>>>

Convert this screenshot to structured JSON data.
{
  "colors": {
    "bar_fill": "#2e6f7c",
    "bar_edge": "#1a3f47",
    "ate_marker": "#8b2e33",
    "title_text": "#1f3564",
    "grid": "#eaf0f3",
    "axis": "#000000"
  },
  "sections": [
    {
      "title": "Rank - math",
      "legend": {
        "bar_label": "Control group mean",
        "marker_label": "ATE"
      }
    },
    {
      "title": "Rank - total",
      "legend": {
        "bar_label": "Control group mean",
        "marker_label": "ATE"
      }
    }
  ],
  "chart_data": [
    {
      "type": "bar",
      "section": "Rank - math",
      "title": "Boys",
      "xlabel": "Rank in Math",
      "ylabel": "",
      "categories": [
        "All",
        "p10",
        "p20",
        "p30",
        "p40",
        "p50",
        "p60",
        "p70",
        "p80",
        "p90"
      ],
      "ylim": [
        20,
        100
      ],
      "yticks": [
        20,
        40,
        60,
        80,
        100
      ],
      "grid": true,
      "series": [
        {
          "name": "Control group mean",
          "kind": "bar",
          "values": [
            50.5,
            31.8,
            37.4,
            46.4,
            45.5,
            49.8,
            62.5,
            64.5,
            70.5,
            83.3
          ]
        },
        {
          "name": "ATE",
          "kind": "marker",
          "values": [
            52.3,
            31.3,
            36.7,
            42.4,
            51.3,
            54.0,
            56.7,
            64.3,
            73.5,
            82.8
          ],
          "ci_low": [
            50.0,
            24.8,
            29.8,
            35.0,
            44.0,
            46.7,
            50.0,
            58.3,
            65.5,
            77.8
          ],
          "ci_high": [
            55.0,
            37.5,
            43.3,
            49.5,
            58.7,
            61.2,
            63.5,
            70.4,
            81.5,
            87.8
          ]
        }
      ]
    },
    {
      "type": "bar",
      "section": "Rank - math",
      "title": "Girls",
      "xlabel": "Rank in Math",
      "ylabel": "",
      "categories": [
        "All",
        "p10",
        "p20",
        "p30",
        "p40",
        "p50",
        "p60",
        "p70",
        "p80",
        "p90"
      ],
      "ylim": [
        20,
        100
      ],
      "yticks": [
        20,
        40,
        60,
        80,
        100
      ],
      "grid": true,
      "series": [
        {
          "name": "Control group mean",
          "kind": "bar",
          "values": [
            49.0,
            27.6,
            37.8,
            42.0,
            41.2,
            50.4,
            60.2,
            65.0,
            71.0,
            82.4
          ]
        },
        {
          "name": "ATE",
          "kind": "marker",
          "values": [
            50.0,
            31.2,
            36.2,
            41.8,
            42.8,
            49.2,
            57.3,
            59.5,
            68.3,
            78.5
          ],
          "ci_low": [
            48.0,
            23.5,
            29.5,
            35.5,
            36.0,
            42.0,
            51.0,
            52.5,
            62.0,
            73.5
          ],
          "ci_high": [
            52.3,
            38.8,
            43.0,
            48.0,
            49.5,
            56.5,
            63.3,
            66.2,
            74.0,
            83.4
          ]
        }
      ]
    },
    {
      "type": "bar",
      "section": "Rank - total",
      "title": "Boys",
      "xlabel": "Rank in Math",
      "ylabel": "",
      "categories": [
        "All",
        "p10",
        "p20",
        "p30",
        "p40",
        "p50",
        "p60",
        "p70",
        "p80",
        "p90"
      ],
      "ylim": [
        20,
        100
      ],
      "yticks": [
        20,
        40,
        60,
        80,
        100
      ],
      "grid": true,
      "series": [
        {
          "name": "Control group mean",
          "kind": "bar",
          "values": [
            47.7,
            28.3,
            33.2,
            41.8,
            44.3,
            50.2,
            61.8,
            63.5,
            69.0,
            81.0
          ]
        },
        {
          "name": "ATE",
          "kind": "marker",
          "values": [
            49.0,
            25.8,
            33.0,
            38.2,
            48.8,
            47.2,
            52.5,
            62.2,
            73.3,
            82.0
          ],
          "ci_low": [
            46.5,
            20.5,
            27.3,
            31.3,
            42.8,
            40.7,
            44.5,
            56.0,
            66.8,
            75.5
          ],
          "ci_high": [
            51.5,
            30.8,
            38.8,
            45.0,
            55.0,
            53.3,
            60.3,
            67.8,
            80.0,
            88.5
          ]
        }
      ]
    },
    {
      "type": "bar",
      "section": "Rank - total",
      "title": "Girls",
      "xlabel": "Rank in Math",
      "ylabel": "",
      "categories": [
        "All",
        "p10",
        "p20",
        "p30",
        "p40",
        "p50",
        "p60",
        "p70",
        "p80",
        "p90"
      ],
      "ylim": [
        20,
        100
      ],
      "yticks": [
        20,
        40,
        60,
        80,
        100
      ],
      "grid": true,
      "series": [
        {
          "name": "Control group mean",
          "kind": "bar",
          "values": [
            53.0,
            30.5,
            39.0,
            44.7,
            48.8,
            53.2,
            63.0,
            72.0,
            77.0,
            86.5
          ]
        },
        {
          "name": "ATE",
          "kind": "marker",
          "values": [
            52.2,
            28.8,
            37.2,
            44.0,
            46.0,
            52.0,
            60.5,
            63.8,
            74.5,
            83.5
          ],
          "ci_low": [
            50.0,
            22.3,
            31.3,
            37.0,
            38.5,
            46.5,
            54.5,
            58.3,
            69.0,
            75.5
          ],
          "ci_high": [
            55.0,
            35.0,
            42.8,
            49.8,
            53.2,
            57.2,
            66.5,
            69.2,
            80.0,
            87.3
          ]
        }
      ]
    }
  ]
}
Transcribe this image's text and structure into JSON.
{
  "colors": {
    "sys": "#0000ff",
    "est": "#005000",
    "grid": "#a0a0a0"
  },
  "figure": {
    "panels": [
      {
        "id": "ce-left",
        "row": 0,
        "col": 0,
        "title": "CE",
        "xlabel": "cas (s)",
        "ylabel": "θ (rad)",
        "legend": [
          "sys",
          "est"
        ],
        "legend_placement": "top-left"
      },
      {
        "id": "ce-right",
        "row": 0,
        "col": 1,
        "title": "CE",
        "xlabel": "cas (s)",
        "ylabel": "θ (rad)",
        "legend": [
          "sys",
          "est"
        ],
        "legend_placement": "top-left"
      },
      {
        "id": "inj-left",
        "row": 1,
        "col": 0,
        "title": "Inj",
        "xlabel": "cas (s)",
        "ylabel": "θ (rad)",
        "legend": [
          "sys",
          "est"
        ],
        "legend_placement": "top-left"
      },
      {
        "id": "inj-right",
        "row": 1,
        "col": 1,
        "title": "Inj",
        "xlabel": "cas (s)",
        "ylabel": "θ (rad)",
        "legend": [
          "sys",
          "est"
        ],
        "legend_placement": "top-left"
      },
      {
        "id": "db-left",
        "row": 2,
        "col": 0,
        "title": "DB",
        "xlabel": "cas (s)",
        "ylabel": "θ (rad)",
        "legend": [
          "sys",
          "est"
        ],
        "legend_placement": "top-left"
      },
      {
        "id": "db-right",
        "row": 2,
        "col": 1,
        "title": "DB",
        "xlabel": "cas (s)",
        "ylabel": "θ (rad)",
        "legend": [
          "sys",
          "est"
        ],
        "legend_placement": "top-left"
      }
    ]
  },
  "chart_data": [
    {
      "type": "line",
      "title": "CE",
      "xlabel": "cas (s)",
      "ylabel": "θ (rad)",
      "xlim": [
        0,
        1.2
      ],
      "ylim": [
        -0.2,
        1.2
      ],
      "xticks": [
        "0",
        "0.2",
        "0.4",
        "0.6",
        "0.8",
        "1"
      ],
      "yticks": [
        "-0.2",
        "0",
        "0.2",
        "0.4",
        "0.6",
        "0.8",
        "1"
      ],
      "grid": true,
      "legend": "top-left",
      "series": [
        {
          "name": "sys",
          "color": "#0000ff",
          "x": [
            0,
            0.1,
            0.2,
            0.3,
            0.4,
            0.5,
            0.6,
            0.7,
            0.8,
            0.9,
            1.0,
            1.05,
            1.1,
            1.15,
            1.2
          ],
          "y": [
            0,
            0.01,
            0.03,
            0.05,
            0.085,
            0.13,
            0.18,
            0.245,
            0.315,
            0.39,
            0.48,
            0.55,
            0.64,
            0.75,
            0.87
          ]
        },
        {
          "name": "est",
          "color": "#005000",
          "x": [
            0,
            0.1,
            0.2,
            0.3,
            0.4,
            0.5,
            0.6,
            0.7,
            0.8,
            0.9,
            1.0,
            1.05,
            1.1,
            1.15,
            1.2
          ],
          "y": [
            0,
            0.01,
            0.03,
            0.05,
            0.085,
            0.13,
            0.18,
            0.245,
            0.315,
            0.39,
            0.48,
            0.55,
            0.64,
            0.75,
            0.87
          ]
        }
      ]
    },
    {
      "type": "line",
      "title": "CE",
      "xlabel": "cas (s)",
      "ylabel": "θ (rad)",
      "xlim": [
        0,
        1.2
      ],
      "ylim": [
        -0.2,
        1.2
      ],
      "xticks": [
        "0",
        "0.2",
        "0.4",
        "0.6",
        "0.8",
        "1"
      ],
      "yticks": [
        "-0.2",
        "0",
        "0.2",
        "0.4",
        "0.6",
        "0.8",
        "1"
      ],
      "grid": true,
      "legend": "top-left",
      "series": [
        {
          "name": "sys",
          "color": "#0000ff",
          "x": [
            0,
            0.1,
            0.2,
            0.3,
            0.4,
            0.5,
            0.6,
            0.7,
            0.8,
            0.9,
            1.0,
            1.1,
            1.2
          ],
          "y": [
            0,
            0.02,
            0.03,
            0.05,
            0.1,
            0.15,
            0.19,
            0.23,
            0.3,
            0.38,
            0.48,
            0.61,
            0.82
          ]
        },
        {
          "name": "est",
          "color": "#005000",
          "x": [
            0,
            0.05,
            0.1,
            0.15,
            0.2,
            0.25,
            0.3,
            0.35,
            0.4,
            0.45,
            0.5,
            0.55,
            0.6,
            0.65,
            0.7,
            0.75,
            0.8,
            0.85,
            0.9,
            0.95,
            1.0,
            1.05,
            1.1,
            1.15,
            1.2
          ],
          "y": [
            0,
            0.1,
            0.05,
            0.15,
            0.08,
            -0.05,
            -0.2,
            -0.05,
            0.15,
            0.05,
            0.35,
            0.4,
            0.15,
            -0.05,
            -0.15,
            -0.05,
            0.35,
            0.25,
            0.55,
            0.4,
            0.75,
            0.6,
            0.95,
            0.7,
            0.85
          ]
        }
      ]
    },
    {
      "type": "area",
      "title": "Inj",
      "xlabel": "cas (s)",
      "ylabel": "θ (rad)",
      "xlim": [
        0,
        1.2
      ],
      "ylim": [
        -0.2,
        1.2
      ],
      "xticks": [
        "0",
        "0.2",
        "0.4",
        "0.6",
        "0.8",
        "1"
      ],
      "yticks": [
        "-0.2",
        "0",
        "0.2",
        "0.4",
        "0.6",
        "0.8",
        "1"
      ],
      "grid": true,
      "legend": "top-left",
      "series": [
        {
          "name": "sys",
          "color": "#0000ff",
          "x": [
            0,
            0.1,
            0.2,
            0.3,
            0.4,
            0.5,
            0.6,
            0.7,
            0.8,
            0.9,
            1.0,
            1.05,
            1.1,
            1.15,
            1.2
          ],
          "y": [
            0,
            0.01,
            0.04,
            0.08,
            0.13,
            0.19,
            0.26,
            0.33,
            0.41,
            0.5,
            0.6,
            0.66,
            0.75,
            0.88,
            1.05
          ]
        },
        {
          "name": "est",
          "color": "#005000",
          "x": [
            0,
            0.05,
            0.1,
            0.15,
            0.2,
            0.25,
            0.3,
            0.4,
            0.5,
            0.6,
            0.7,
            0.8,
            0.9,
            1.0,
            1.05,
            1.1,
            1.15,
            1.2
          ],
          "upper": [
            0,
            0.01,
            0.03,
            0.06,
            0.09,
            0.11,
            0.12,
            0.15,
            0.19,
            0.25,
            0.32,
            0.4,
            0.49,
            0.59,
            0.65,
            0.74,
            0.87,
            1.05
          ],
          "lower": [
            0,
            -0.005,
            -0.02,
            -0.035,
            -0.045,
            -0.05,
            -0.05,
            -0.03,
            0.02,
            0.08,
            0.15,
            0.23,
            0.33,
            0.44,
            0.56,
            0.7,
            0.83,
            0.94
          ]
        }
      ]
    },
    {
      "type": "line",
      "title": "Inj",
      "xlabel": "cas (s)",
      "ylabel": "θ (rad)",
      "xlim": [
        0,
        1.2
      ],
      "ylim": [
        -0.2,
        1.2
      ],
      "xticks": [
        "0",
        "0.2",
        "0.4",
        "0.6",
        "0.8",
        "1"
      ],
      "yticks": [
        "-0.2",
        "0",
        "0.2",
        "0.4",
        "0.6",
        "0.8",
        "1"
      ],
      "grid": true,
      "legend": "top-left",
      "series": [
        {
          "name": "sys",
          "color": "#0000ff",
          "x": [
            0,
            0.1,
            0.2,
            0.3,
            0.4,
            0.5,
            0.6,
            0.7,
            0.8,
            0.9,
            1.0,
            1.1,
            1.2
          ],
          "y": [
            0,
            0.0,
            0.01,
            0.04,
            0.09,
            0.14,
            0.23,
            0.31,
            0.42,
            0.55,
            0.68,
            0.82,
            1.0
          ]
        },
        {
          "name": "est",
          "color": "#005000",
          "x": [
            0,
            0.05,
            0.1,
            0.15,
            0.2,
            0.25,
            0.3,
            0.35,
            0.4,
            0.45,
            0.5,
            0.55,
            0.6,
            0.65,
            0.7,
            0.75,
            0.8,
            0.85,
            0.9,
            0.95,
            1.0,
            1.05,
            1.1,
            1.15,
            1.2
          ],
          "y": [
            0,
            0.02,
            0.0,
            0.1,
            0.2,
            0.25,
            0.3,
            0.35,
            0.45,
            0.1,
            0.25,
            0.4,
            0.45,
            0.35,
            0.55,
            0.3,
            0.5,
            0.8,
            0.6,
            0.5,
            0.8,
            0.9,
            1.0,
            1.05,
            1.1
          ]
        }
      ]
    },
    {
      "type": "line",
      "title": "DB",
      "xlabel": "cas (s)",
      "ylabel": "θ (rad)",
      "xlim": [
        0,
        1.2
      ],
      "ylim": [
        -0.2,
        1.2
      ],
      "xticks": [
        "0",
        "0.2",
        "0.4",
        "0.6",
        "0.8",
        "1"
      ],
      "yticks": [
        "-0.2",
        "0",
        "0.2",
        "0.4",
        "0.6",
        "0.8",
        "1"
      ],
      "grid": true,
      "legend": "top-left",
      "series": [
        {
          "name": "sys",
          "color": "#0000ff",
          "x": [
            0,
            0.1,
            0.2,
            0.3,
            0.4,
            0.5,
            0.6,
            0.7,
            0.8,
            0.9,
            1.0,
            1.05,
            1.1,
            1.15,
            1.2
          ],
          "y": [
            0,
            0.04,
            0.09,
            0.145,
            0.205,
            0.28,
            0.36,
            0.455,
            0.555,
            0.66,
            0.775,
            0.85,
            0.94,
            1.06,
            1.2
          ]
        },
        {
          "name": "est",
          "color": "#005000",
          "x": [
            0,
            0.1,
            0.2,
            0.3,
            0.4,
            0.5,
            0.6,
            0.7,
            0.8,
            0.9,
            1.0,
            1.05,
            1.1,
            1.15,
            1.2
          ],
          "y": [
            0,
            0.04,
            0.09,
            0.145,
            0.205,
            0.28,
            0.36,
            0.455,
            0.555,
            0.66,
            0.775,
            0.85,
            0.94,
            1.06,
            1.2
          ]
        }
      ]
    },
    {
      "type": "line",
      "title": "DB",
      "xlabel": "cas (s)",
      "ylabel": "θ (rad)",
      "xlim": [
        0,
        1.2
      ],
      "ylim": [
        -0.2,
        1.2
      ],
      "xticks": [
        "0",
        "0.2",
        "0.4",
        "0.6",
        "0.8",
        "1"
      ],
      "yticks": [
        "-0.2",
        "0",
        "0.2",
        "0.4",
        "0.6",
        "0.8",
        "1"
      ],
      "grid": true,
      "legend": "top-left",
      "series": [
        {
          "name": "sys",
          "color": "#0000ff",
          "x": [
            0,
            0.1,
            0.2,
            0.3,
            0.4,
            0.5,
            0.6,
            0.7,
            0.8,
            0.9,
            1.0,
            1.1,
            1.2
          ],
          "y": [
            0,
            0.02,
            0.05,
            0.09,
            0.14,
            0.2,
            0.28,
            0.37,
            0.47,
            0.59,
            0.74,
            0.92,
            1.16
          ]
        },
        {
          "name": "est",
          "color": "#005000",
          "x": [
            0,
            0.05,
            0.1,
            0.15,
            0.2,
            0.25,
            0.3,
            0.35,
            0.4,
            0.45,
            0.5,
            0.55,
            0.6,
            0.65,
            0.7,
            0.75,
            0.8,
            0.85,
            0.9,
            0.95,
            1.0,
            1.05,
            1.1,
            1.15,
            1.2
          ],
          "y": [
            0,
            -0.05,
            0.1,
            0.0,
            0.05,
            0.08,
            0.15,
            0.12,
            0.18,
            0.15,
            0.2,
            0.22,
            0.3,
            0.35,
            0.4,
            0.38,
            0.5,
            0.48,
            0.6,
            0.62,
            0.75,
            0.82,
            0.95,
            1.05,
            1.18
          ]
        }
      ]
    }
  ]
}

<<<

Stated goal ::
Work out how many lines in the entries hold the string "this". Your answer should consist solely of that number.

Response to the task ::
2